## Problem to solve
Quote the whole listing word for word, please.
Start Data for this exercise
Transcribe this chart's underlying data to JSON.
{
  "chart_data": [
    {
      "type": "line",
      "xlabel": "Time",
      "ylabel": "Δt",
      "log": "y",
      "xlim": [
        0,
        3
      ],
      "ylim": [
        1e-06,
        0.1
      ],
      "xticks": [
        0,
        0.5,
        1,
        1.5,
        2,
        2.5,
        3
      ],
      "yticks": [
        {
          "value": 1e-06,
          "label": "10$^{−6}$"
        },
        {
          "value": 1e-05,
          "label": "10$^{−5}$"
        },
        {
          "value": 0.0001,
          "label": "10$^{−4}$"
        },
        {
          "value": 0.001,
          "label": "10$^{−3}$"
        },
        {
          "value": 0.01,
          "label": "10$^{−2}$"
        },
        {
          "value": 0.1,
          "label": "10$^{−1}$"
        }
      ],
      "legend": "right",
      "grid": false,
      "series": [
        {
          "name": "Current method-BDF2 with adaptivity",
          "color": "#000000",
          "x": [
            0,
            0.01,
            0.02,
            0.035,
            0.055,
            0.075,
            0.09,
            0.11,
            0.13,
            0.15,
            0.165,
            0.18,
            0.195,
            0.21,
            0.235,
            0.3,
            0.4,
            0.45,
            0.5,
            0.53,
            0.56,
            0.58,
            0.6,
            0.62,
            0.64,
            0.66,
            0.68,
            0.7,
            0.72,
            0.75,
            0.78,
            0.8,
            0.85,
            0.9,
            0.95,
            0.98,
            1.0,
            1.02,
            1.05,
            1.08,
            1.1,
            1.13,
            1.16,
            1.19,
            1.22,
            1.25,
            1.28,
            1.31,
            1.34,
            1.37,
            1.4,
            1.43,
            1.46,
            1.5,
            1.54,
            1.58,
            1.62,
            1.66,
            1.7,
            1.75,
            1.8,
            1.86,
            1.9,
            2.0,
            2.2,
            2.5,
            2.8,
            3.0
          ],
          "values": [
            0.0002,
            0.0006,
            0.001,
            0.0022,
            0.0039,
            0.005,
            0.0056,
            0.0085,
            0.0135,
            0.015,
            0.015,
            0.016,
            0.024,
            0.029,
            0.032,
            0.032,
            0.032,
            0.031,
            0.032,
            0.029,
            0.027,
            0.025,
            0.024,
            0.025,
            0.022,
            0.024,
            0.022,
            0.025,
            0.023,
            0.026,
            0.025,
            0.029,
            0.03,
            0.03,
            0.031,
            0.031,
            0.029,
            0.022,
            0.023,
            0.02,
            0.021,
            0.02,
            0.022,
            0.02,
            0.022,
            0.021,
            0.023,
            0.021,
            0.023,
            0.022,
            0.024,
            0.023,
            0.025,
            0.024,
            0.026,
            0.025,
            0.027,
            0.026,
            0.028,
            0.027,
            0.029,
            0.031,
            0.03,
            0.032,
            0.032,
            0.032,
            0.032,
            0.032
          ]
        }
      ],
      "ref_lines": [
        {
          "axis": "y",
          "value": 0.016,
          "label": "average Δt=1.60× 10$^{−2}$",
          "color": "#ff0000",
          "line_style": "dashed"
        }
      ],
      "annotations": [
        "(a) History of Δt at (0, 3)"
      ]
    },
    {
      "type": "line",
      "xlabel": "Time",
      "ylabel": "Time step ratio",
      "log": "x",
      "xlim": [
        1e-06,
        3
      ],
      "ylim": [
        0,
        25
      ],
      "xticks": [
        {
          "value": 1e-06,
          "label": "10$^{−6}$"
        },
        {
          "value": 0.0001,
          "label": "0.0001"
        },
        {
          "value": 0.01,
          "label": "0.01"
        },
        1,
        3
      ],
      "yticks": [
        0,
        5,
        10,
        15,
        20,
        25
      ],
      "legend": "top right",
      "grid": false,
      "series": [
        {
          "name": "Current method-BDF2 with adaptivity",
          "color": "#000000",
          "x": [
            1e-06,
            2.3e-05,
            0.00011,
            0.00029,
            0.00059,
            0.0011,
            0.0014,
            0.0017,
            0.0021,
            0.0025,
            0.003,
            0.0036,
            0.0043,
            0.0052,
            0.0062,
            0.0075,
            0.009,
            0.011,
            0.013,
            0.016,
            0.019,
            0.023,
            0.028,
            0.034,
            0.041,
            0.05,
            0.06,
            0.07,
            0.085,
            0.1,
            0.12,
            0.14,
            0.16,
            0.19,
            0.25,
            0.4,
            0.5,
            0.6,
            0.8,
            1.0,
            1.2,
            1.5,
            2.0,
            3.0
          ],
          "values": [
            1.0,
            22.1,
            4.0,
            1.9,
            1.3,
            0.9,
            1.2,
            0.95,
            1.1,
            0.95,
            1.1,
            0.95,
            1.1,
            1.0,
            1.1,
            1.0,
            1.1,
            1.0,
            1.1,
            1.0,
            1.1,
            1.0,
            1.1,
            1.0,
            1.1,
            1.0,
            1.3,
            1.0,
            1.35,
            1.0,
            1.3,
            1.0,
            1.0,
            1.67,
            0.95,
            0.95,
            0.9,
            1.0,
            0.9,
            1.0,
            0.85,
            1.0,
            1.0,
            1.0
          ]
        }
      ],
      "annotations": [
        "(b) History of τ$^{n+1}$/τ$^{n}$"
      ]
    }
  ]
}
End Data for this exercise
## Task result
Transcribe this chart's underlying data to JSON.
{
  "chart_data": [
    {
      "type": "line",
      "xlabel": "Time",
      "ylabel": "Δt",
      "log": "y",
      "xlim": [
        0,
        3
      ],
      "ylim": [
        1e-06,
        0.1
      ],
      "xticks": [
        0,
        0.5,
        1,
        1.5,
        2,
        2.5,
        3
      ],
      "yticks": [
        {
          "value": 1e-06,
          "label": "10$^{−6}$"
        },
        {
          "value": 1e-05,
          "label": "10$^{−5}$"
        },
        {
          "value": 0.0001,
          "label": "10$^{−4}$"
        },
        {
          "value": 0.001,
          "label": "10$^{−3}$"
        },
        {
          "value": 0.01,
          "label": "10$^{−2}$"
        },
        {
          "value": 0.1,
          "label": "10$^{−1}$"
        }
      ],
      "legend": "right",
      "grid": false,
      "series": [
        {
          "name": "Current method-BDF2 with adaptivity",
          "color": "#000000",
          "x": [
            0,
            0.01,
            0.02,
            0.035,
            0.055,
            0.075,
            0.09,
            0.11,
            0.13,
            0.15,
            0.165,
            0.18,
            0.195,
            0.21,
            0.235,
            0.3,
            0.4,
            0.45,
            0.5,
            0.53,
            0.56,
            0.58,
            0.6,
            0.62,
            0.64,
            0.66,
            0.68,
            0.7,
            0.72,
            0.75,
            0.78,
            0.8,
            0.85,
            0.9,
            0.95,
            0.98,
            1.0,
            1.02,
            1.05,
            1.08,
            1.1,
            1.13,
            1.16,
            1.19,
            1.22,
            1.25,
            1.28,
            1.31,
            1.34,
            1.37,
            1.4,
            1.43,
            1.46,
            1.5,
            1.54,
            1.58,
            1.62,
            1.66,
            1.7,
            1.75,
            1.8,
            1.86,
            1.9,
            2.0,
            2.2,
            2.5,
            2.8,
            3.0
          ],
          "values": [
            0.0002,
            0.0006,
            0.001,
            0.0022,
            0.0039,
            0.005,
            0.0056,
            0.0085,
            0.0135,
            0.015,
            0.015,
            0.016,
            0.024,
            0.029,
            0.032,
            0.032,
            0.032,
            0.031,
            0.032,
            0.029,
            0.027,
            0.025,
            0.024,
            0.025,
            0.022,
            0.024,
            0.022,
            0.025,
            0.023,
            0.026,
            0.025,
            0.029,
            0.03,
            0.03,
            0.031,
            0.031,
            0.029,
            0.022,
            0.023,
            0.02,
            0.021,
            0.02,
            0.022,
            0.02,
            0.022,
            0.021,
            0.023,
            0.021,
            0.023,
            0.022,
            0.024,
            0.023,
            0.025,
            0.024,
            0.026,
            0.025,
            0.027,
            0.026,
            0.028,
            0.027,
            0.029,
            0.031,
            0.03,
            0.032,
            0.032,
            0.032,
            0.032,
            0.032
          ]
        }
      ],
      "ref_lines": [
        {
          "axis": "y",
          "value": 0.016,
          "label": "average Δt=1.60× 10$^{−2}$",
          "color": "#ff0000",
          "line_style": "dashed"
        }
      ],
      "annotations": [
        "(a) History of Δt at (0, 3)"
      ]
    },
    {
      "type": "line",
      "xlabel": "Time",
      "ylabel": "Time step ratio",
      "log": "x",
      "xlim": [
        1e-06,
        3
      ],
      "ylim": [
        0,
        25
      ],
      "xticks": [
        {
          "value": 1e-06,
          "label": "10$^{−6}$"
        },
        {
          "value": 0.0001,
          "label": "0.0001"
        },
        {
          "value": 0.01,
          "label": "0.01"
        },
        1,
        3
      ],
      "yticks": [
        0,
        5,
        10,
        15,
        20,
        25
      ],
      "legend": "top right",
      "grid": false,
      "series": [
        {
          "name": "Current method-BDF2 with adaptivity",
          "color": "#000000",
          "x": [
            1e-06,
            2.3e-05,
            0.00011,
            0.00029,
            0.00059,
            0.0011,
            0.0014,
            0.0017,
            0.0021,
            0.0025,
            0.003,
            0.0036,
            0.0043,
            0.0052,
            0.0062,
            0.0075,
            0.009,
            0.011,
            0.013,
            0.016,
            0.019,
            0.023,
            0.028,
            0.034,
            0.041,
            0.05,
            0.06,
            0.07,
            0.085,
            0.1,
            0.12,
            0.14,
            0.16,
            0.19,
            0.25,
            0.4,
            0.5,
            0.6,
            0.8,
            1.0,
            1.2,
            1.5,
            2.0,
            3.0
          ],
          "values": [
            1.0,
            22.1,
            4.0,
            1.9,
            1.3,
            0.9,
            1.2,
            0.95,
            1.1,
            0.95,
            1.1,
            0.95,
            1.1,
            1.0,
            1.1,
            1.0,
            1.1,
            1.0,
            1.1,
            1.0,
            1.1,
            1.0,
            1.1,
            1.0,
            1.1,
            1.0,
            1.3,
            1.0,
            1.35,
            1.0,
            1.3,
            1.0,
            1.0,
            1.67,
            0.95,
            0.95,
            0.9,
            1.0,
            0.9,
            1.0,
            0.85,
            1.0,
            1.0,
            1.0
          ]
        }
      ],
      "annotations": [
        "(b) History of τ$^{n+1}$/τ$^{n}$"
      ]
    }
  ]
}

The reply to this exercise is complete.